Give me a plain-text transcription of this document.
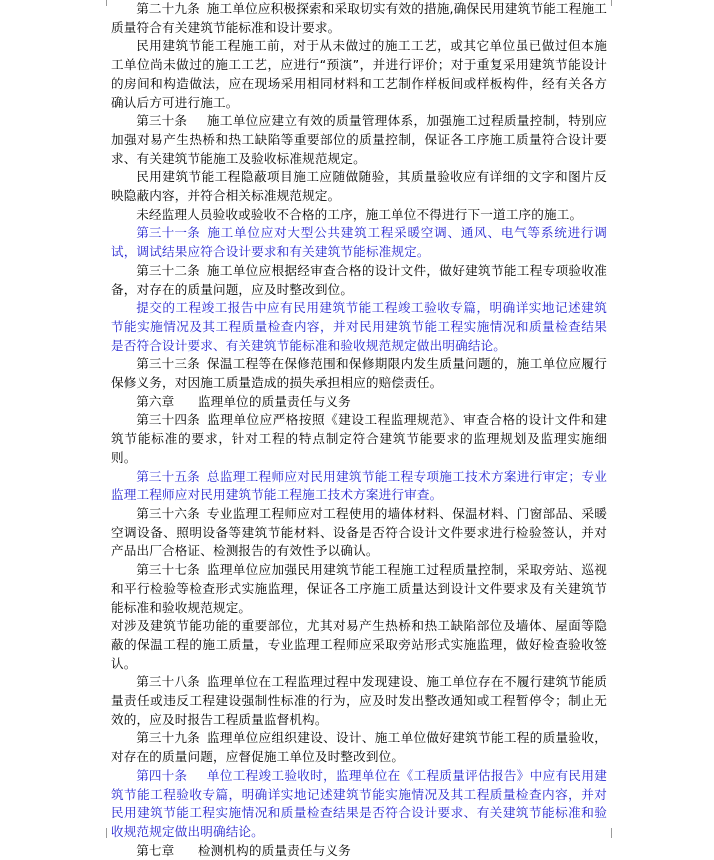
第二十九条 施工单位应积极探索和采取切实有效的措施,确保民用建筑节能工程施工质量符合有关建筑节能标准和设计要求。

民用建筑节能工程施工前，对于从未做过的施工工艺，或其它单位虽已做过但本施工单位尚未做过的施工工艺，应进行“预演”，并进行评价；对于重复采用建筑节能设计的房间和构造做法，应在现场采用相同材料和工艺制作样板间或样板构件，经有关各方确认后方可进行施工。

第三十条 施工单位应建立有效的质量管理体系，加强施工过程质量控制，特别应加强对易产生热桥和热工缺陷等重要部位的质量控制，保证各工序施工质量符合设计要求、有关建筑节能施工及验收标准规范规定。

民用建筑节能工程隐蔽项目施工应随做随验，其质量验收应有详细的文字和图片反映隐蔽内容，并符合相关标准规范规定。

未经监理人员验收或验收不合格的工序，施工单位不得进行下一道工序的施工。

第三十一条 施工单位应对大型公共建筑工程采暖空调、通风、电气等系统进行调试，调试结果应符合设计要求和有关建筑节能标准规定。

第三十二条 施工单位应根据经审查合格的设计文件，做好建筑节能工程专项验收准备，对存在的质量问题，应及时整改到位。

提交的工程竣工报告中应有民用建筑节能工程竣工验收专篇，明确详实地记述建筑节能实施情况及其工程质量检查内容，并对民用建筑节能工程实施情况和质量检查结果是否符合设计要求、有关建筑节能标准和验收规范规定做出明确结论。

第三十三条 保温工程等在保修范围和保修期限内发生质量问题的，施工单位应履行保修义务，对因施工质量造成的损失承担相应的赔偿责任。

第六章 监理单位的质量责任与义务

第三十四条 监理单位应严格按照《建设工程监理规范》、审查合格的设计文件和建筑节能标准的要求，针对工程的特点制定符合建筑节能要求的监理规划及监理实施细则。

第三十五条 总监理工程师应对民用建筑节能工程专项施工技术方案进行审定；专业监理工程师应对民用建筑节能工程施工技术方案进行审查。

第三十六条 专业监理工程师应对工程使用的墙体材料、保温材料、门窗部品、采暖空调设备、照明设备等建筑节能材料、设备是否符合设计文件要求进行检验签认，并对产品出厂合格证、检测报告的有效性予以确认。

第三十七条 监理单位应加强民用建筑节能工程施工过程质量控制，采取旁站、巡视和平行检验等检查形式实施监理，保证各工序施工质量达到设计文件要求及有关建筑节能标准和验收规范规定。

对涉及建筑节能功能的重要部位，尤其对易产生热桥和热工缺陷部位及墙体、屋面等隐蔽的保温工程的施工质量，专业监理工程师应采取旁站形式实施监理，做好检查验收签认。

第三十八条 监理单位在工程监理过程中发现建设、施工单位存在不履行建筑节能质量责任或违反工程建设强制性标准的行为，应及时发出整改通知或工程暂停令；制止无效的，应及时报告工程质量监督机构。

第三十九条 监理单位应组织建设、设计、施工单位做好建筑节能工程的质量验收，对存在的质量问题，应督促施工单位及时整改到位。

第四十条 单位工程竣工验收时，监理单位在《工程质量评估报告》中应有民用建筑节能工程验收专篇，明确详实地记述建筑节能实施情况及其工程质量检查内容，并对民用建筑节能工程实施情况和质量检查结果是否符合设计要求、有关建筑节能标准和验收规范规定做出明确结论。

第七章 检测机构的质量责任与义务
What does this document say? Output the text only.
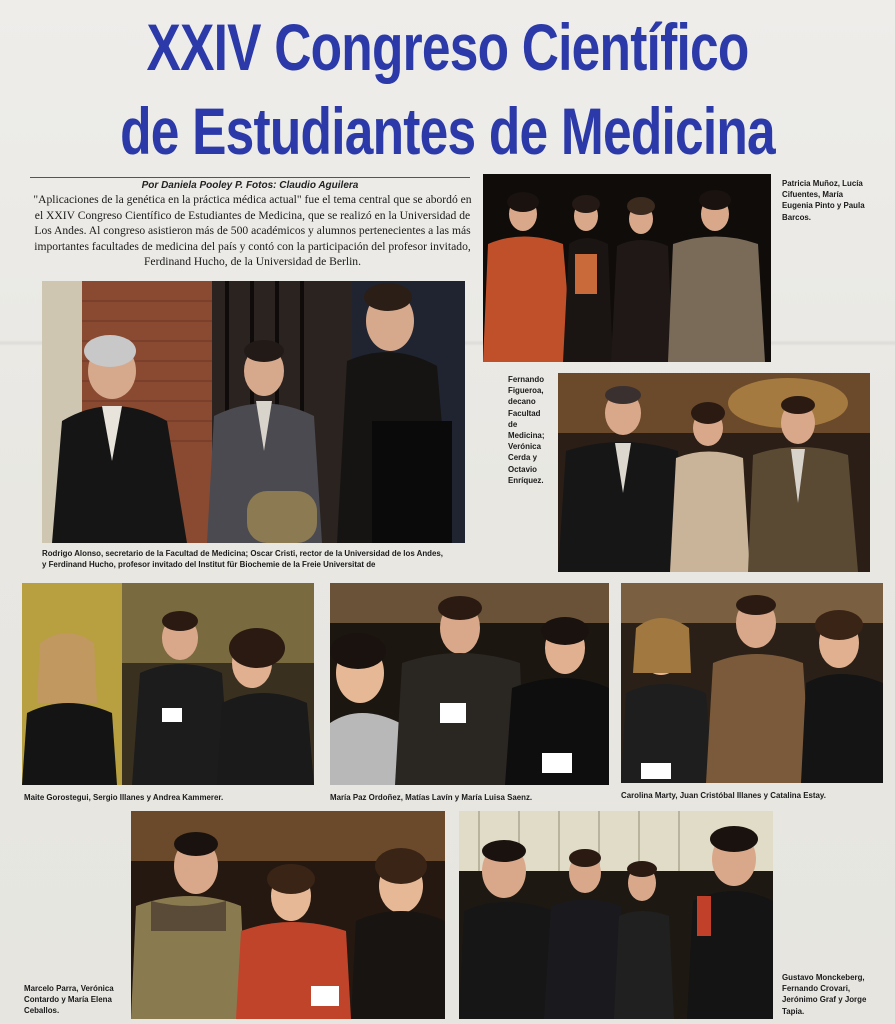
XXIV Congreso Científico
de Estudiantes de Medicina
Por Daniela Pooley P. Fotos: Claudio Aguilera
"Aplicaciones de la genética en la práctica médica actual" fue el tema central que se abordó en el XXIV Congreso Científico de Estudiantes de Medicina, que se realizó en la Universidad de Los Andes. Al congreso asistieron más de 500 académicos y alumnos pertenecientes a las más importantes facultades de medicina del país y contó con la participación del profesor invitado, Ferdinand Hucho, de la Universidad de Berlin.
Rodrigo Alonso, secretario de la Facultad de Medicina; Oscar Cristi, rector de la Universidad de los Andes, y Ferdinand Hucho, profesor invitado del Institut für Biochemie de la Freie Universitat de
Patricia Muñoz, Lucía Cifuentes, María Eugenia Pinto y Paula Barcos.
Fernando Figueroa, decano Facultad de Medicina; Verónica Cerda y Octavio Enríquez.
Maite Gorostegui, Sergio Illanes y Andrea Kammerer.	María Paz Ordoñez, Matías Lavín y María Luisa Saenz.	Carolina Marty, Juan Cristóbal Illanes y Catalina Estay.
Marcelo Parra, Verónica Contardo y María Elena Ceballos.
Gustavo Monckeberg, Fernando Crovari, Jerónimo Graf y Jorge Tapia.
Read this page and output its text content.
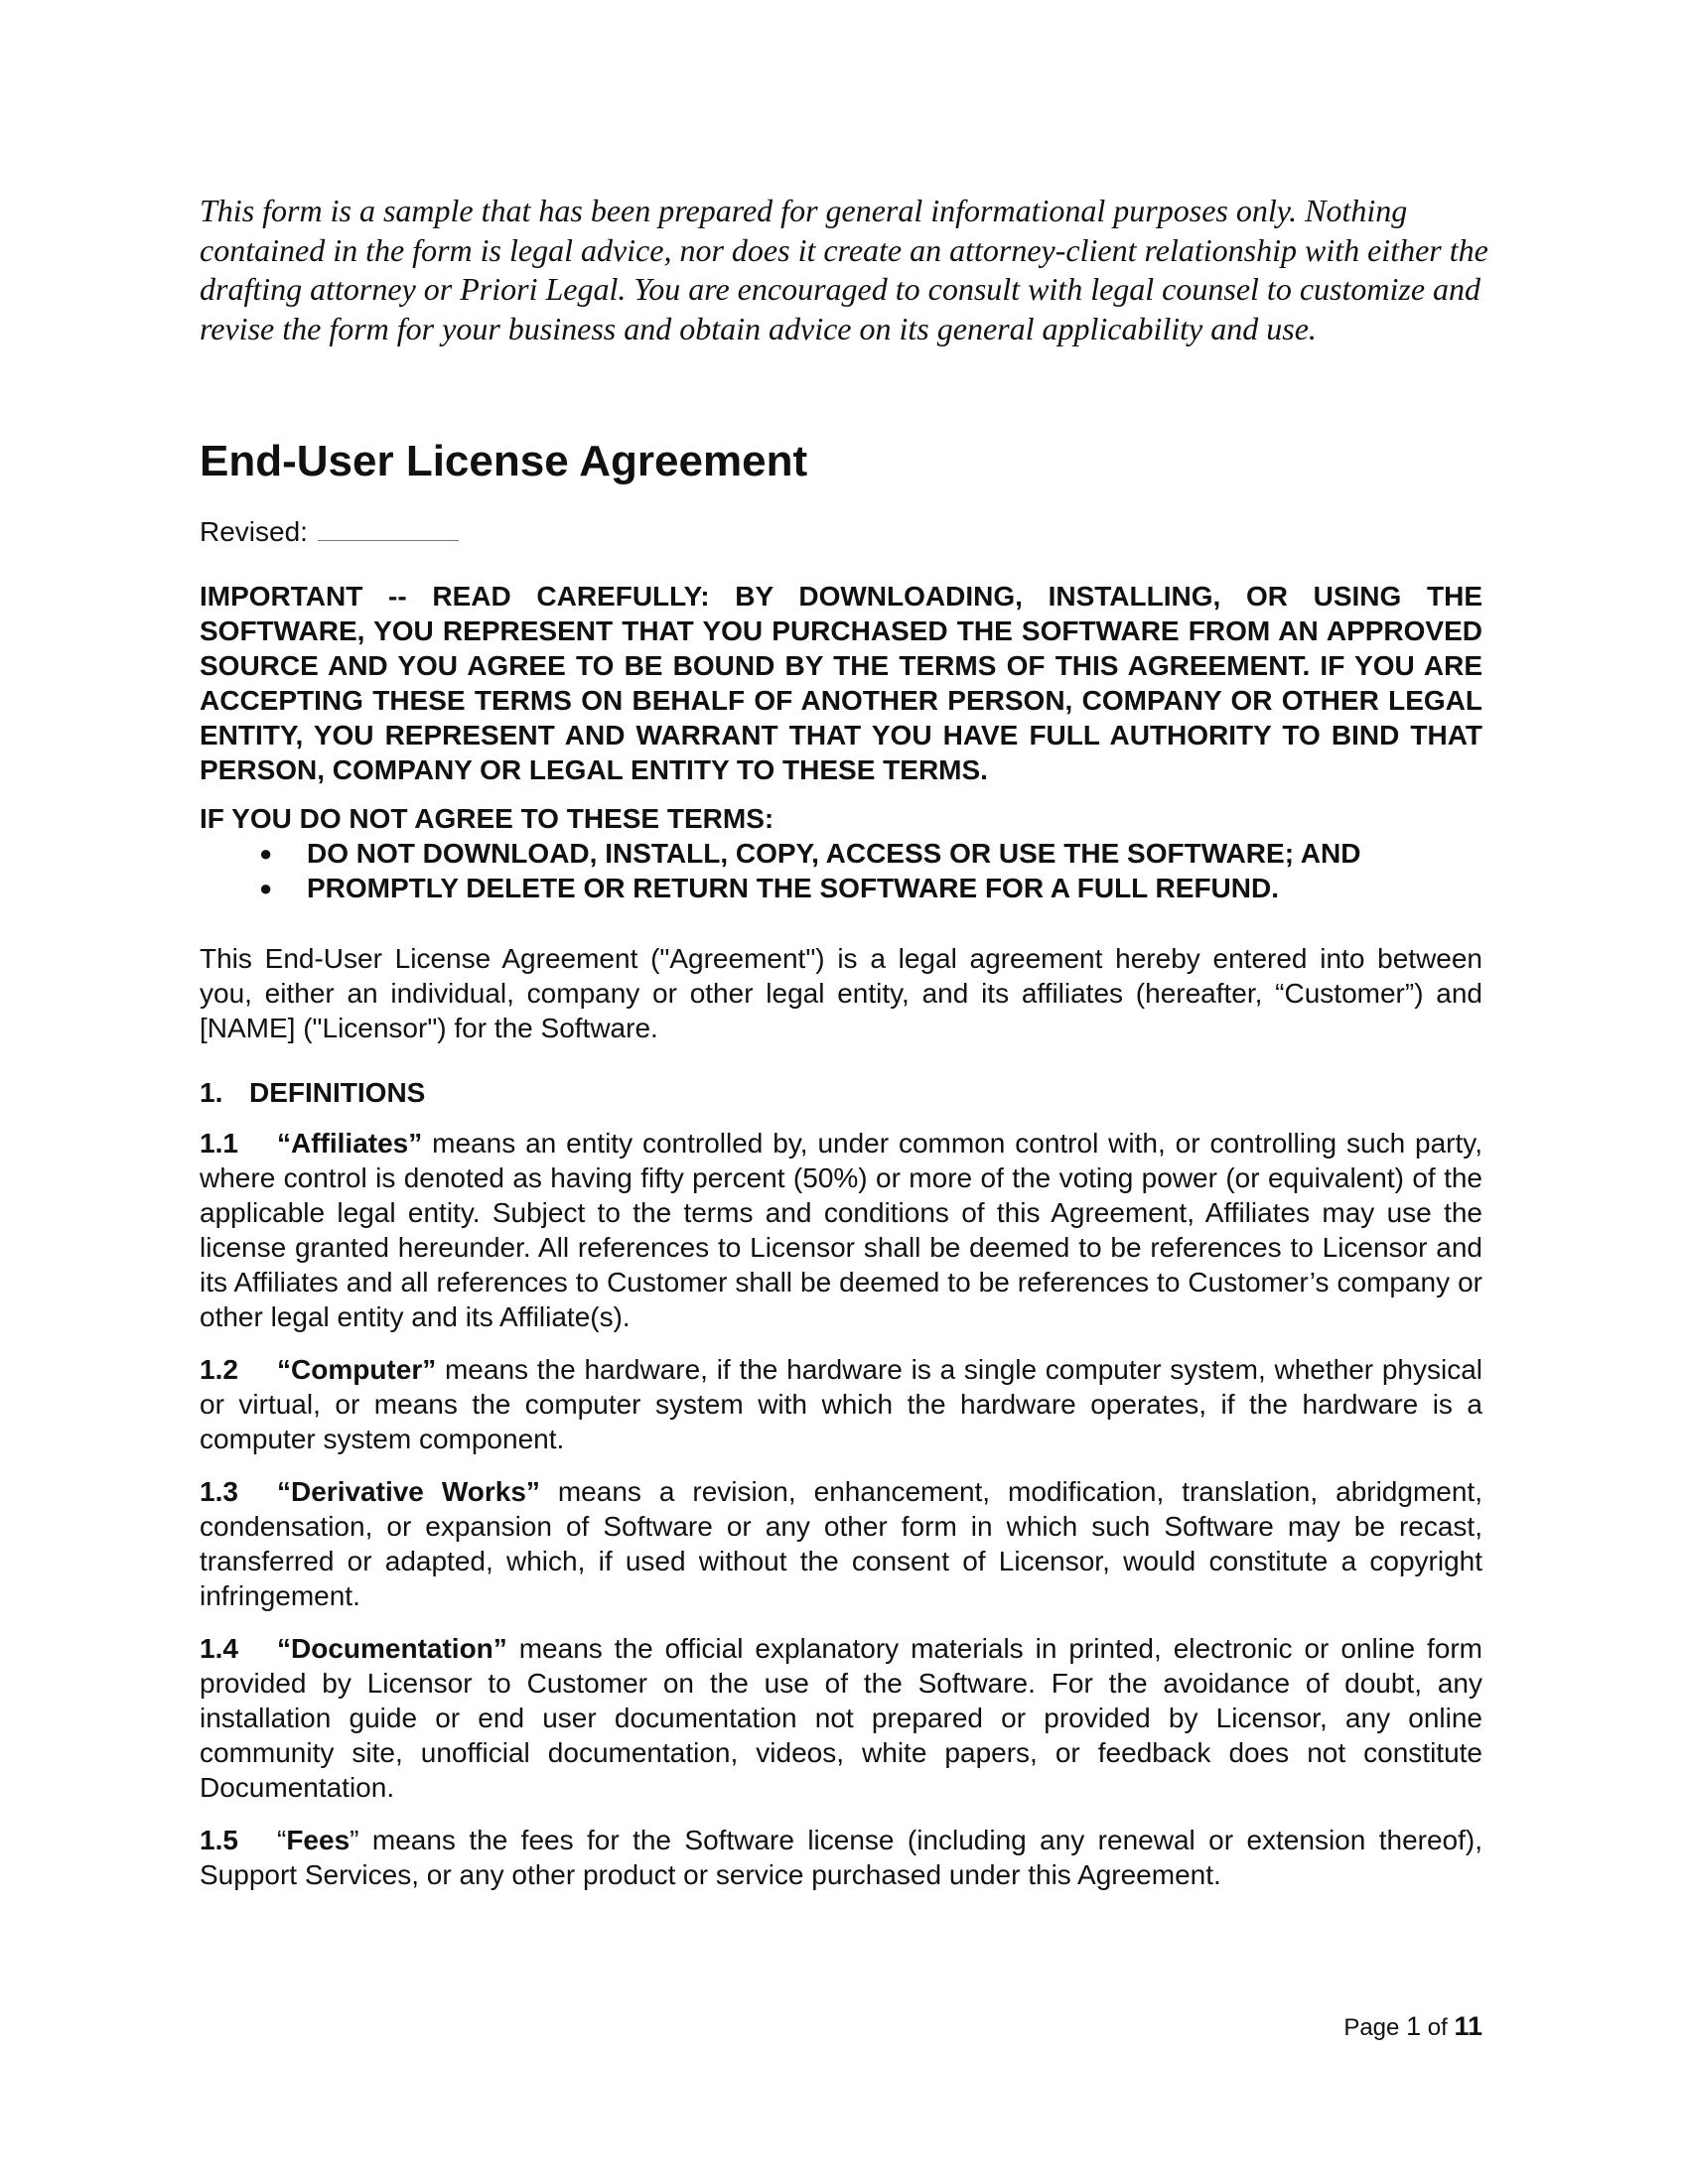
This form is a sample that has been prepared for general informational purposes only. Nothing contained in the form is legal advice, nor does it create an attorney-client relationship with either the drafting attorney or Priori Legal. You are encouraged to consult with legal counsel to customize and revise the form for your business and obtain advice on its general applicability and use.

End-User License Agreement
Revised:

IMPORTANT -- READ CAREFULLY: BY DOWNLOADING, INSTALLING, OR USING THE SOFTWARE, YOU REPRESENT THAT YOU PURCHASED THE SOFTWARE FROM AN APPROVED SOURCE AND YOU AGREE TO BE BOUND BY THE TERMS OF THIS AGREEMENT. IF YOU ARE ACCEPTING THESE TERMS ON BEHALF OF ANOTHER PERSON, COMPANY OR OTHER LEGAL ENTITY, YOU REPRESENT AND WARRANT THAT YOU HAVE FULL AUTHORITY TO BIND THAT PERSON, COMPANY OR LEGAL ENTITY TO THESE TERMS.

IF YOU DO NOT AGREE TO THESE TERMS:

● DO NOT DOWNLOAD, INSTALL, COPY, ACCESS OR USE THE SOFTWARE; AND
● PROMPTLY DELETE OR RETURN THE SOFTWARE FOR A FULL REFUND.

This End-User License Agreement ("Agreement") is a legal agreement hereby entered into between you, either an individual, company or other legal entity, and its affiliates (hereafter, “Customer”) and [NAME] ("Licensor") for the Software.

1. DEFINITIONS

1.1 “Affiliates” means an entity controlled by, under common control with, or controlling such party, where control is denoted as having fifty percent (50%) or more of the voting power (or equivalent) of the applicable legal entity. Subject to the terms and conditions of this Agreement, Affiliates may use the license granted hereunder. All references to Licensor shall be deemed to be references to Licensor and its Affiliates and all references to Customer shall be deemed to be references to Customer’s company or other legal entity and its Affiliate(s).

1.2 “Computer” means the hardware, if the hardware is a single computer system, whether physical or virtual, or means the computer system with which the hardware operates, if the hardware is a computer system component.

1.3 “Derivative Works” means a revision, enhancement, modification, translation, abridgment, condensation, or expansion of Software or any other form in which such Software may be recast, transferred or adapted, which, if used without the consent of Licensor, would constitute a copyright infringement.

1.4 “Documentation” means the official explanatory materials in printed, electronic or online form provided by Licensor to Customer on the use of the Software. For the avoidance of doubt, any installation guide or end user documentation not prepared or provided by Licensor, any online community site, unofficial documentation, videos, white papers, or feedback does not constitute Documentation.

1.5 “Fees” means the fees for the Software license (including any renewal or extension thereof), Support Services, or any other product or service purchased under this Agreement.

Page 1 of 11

• [THE REQUEST]:
Gather each line from the listing above that holds "Fernando".

• [FULL SOLUTION]:
Fernando Figueroa, decano Facultad de Medicina; Verónica Cerda y Octavio Enríquez.
Gustavo Monckeberg, Fernando Crovari, Jerónimo Graf y Jorge Tapia.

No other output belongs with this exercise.